■ **DATA PROVIDED**
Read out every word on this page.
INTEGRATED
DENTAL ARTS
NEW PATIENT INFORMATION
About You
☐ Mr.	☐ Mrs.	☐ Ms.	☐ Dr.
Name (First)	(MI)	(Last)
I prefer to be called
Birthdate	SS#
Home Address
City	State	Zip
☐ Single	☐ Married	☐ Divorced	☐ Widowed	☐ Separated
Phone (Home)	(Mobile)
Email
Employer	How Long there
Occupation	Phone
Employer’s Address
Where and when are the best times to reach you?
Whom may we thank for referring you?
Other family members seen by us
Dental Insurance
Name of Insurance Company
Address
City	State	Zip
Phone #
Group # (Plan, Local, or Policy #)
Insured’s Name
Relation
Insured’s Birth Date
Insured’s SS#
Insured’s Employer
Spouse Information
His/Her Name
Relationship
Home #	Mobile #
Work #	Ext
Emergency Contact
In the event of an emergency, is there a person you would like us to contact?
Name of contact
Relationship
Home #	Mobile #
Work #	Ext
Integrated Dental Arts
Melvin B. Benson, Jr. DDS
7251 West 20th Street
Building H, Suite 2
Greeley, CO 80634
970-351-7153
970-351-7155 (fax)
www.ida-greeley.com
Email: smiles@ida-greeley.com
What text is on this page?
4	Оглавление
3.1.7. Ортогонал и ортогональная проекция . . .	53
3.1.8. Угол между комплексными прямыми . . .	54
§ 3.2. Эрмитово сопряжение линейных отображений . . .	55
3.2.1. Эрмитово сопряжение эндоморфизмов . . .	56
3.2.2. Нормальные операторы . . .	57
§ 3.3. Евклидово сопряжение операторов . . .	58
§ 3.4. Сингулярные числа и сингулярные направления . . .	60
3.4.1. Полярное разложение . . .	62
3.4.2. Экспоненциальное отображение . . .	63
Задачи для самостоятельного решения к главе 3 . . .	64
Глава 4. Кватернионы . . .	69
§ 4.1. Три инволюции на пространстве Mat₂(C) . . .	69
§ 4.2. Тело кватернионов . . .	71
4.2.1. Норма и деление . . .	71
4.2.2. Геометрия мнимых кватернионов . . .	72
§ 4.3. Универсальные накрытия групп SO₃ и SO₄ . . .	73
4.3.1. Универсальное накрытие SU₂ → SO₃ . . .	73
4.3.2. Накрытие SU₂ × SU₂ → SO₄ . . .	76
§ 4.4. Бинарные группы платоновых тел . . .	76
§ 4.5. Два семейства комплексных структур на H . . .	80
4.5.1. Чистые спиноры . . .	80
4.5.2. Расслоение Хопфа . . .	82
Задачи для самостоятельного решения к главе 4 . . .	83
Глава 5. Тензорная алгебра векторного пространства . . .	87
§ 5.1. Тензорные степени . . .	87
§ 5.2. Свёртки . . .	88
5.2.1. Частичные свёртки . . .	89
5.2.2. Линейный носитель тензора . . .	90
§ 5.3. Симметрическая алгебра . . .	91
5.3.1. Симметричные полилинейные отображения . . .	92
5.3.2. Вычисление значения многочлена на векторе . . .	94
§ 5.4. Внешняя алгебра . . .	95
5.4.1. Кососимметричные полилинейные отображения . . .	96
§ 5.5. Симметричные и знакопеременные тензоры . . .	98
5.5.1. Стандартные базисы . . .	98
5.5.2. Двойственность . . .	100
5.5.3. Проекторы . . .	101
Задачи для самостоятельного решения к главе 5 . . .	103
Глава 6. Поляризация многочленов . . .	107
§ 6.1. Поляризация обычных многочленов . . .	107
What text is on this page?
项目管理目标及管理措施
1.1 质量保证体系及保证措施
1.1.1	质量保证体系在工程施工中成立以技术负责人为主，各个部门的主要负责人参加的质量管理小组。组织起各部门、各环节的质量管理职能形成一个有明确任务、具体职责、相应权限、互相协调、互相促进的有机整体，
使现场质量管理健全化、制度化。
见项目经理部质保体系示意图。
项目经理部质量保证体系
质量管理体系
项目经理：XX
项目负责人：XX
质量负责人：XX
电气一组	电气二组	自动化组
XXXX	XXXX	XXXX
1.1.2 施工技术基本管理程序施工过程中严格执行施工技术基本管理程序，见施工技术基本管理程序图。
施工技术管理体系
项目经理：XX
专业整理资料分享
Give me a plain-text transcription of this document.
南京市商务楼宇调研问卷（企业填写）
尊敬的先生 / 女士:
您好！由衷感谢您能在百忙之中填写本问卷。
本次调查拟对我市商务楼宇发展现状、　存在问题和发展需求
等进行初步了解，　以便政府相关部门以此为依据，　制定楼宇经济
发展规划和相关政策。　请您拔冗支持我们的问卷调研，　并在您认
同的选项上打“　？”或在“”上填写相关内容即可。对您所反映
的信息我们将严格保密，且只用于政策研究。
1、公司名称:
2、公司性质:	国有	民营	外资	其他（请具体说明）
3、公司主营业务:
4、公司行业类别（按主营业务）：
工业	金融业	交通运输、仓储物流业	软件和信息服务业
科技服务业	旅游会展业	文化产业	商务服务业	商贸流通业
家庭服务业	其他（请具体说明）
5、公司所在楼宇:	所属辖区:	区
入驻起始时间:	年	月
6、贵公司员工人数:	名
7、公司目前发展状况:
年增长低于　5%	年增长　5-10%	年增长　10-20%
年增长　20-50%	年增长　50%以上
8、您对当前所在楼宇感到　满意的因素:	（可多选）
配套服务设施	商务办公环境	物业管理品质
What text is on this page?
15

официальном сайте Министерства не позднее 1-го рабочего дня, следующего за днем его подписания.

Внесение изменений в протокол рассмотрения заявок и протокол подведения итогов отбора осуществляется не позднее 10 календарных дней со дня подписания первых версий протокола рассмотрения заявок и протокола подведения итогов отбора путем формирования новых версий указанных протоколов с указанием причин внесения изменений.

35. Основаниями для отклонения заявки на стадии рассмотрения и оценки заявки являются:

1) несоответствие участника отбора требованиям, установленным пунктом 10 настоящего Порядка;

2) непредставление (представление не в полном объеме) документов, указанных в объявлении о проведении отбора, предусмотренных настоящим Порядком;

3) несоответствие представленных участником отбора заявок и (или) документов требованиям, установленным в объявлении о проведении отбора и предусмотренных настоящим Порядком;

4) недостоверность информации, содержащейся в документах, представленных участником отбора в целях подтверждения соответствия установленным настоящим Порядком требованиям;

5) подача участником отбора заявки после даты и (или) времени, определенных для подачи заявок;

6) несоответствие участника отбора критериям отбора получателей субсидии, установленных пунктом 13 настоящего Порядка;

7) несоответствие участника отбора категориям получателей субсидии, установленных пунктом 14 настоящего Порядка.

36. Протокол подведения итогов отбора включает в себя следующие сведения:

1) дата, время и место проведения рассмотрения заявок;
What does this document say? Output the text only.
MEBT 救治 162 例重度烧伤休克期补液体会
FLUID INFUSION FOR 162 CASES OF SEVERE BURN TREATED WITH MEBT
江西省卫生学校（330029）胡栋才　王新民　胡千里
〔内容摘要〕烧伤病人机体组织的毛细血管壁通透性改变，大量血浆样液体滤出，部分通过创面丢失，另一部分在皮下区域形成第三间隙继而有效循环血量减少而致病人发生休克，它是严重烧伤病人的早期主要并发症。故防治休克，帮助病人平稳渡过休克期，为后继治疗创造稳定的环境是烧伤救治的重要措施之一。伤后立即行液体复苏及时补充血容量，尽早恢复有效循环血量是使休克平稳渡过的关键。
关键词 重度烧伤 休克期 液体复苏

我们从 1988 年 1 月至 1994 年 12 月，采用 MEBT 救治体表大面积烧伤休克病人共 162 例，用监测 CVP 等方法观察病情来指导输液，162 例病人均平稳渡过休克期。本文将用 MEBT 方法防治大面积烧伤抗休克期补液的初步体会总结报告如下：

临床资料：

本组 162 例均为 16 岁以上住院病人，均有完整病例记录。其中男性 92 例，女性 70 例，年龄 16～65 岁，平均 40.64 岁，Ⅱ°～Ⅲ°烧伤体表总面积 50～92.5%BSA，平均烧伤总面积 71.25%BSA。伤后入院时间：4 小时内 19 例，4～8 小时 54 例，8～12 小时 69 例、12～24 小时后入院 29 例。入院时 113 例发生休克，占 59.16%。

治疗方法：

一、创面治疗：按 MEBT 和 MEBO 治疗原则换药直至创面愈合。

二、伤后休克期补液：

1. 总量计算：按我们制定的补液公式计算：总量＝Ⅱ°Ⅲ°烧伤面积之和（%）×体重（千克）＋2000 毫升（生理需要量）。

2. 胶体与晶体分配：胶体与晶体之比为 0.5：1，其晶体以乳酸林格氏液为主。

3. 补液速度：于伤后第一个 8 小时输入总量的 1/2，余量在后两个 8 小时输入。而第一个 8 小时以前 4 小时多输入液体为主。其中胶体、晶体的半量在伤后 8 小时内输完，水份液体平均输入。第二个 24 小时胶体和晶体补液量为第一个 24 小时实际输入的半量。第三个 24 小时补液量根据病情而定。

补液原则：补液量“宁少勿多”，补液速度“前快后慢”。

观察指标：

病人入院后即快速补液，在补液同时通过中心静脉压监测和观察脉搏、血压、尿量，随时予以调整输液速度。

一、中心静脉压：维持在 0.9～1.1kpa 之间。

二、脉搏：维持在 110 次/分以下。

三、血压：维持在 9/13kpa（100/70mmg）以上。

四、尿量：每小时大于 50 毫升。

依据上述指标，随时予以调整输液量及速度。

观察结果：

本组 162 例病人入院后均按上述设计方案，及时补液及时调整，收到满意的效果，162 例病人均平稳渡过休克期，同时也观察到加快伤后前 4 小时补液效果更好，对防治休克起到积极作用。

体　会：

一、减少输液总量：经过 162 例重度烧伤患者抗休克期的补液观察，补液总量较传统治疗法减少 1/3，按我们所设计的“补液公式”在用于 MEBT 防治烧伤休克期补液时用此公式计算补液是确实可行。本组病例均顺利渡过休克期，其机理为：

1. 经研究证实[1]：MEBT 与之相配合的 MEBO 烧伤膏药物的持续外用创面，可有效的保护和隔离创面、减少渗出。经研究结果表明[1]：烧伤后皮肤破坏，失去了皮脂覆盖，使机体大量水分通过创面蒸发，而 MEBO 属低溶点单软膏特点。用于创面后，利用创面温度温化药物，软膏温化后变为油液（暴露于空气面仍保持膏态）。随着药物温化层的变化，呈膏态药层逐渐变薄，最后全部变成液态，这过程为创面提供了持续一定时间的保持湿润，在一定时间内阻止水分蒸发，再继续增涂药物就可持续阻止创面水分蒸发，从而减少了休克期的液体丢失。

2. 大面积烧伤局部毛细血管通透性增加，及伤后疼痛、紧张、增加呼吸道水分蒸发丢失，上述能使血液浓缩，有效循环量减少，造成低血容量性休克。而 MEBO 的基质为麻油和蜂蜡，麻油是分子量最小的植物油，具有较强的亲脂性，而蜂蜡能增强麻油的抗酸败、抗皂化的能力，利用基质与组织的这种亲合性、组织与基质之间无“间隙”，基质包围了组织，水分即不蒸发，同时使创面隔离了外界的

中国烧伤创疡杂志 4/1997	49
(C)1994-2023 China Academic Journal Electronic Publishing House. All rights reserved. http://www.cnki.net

■ **DIRECTIONS**
Gather up the lines that contain the word "получателей".

■ **CORRECT ANSWER**
6) несоответствие участника отбора критериям отбора получателей субсидии, установленных пунктом 13 настоящего Порядка;
7) несоответствие участника отбора категориям получателей субсидии, установленных пунктом 14 настоящего Порядка.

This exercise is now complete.